[Records from a collection of figures]

____

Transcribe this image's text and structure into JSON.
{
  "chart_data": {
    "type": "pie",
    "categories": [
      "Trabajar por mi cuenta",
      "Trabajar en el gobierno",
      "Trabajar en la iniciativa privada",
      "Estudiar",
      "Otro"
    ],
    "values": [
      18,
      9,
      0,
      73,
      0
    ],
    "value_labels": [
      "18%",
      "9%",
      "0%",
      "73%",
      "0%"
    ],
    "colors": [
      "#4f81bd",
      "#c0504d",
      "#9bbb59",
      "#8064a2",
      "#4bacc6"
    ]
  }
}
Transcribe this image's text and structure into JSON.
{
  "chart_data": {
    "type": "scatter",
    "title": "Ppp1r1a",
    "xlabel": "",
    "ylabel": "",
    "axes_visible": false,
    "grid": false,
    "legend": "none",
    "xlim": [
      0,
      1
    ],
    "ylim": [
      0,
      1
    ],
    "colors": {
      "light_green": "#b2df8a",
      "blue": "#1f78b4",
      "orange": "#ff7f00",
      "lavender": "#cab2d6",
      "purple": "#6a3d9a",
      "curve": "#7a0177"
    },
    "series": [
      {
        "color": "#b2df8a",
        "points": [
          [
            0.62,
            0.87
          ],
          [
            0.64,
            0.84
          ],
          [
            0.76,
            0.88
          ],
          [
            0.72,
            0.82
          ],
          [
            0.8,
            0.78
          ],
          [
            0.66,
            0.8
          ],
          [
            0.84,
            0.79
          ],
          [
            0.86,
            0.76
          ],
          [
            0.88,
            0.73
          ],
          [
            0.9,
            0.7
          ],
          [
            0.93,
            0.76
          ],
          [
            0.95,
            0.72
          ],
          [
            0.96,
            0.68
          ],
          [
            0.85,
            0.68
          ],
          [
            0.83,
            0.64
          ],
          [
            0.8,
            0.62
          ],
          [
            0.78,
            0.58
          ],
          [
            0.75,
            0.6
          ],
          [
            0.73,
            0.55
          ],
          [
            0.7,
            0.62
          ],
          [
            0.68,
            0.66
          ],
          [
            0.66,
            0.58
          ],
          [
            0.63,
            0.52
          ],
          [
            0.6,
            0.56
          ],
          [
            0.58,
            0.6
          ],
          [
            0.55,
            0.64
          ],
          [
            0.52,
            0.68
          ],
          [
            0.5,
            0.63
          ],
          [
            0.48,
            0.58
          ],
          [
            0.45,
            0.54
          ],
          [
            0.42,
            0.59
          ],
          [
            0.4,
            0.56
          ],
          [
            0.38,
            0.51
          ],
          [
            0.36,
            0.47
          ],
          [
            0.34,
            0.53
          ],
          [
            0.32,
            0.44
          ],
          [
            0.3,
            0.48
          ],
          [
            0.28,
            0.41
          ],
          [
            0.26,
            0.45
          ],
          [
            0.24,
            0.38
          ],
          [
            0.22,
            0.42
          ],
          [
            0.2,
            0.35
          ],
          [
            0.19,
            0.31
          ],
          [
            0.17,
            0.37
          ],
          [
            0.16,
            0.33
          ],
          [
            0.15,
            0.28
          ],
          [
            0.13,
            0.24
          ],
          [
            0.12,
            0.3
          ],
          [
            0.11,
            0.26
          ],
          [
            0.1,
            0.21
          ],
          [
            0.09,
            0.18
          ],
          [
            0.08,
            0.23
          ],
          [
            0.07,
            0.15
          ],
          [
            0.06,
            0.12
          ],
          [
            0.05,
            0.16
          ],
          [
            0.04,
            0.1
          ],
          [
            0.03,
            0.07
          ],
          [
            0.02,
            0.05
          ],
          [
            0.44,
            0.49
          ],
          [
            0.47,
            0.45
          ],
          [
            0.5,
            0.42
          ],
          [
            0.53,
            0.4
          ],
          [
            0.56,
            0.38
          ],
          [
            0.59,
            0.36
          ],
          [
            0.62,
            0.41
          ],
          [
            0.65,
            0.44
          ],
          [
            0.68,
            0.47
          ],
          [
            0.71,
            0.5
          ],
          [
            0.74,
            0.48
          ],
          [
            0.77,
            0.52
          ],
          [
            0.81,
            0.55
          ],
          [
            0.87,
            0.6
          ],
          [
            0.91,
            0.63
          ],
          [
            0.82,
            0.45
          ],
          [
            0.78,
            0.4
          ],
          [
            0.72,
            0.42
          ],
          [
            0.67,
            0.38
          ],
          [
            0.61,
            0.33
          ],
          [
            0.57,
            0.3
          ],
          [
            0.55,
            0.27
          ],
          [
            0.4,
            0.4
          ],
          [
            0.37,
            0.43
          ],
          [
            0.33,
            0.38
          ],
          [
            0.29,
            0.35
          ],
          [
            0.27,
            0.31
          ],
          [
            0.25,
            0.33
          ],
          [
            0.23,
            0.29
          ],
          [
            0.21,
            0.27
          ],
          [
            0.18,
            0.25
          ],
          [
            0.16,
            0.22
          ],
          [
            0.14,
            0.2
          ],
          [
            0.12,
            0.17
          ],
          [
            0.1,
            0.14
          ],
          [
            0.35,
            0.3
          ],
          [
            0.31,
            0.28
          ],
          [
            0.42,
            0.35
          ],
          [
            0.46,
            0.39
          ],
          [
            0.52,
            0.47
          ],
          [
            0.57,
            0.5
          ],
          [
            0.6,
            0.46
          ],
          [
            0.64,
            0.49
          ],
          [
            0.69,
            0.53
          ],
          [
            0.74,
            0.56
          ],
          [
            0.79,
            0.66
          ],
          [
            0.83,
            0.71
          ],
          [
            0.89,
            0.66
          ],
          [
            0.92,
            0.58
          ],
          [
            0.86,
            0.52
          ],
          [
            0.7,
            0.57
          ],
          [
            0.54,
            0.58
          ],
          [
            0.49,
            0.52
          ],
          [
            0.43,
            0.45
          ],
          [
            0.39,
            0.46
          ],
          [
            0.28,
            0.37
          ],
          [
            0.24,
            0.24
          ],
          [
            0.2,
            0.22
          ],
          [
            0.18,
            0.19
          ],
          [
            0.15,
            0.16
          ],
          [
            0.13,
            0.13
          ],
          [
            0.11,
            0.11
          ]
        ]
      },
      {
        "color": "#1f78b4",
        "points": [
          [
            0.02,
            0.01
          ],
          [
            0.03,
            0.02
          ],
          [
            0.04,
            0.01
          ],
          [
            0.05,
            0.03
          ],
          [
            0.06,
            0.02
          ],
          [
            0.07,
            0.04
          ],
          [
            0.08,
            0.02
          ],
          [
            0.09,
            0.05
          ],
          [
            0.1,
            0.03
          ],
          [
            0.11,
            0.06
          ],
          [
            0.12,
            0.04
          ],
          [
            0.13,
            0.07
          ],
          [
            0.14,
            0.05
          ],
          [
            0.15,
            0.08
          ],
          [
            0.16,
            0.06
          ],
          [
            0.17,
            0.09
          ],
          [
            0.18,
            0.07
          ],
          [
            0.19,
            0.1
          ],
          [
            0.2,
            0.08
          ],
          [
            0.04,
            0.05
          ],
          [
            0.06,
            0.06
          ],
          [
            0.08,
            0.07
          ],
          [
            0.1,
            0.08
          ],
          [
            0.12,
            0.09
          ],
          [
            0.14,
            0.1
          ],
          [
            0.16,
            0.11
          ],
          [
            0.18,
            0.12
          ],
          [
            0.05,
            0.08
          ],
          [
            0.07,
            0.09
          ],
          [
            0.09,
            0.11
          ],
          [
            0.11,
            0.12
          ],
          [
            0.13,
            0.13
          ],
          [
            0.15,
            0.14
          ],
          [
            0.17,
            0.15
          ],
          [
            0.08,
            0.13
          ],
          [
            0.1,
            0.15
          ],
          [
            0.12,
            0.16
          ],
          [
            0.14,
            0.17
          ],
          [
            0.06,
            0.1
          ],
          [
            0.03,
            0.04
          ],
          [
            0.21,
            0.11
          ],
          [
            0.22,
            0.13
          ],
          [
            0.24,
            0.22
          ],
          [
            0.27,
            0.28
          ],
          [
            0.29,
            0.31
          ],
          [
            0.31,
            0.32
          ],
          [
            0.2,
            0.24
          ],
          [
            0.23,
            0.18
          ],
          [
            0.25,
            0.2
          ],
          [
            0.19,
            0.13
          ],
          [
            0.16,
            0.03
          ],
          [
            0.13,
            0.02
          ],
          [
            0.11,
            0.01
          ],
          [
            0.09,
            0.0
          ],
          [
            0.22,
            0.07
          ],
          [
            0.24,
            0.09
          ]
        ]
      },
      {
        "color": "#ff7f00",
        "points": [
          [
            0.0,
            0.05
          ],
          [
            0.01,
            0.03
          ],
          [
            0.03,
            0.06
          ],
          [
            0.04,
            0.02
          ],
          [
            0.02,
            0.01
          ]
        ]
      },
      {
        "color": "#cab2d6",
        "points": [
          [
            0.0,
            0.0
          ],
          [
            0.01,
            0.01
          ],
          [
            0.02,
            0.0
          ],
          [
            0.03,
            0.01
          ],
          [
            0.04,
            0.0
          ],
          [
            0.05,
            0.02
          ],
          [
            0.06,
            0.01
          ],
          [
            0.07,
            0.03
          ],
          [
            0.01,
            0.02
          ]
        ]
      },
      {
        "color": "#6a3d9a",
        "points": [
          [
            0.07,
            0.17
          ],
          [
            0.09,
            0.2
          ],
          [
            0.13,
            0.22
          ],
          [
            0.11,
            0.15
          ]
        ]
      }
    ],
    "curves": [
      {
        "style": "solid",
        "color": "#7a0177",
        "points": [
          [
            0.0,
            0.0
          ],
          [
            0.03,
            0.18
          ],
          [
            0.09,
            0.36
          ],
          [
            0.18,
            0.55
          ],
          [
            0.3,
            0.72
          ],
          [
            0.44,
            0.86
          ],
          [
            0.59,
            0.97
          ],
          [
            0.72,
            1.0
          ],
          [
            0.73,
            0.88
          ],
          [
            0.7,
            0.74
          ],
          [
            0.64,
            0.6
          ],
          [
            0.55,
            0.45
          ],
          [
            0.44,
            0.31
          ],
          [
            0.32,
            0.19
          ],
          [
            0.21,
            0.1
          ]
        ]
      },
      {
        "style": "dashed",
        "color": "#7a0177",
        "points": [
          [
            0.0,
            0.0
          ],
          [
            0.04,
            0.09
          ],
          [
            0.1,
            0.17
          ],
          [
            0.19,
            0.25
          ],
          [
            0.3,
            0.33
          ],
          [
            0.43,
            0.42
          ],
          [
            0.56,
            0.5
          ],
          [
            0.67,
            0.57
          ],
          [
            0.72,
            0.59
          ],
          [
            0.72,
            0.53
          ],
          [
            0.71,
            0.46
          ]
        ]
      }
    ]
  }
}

____

Filter the entries down to the lines with the word "Trabajar" in them.

### Completed task
      "Trabajar por mi cuenta",
      "Trabajar en el gobierno",
      "Trabajar en la iniciativa privada",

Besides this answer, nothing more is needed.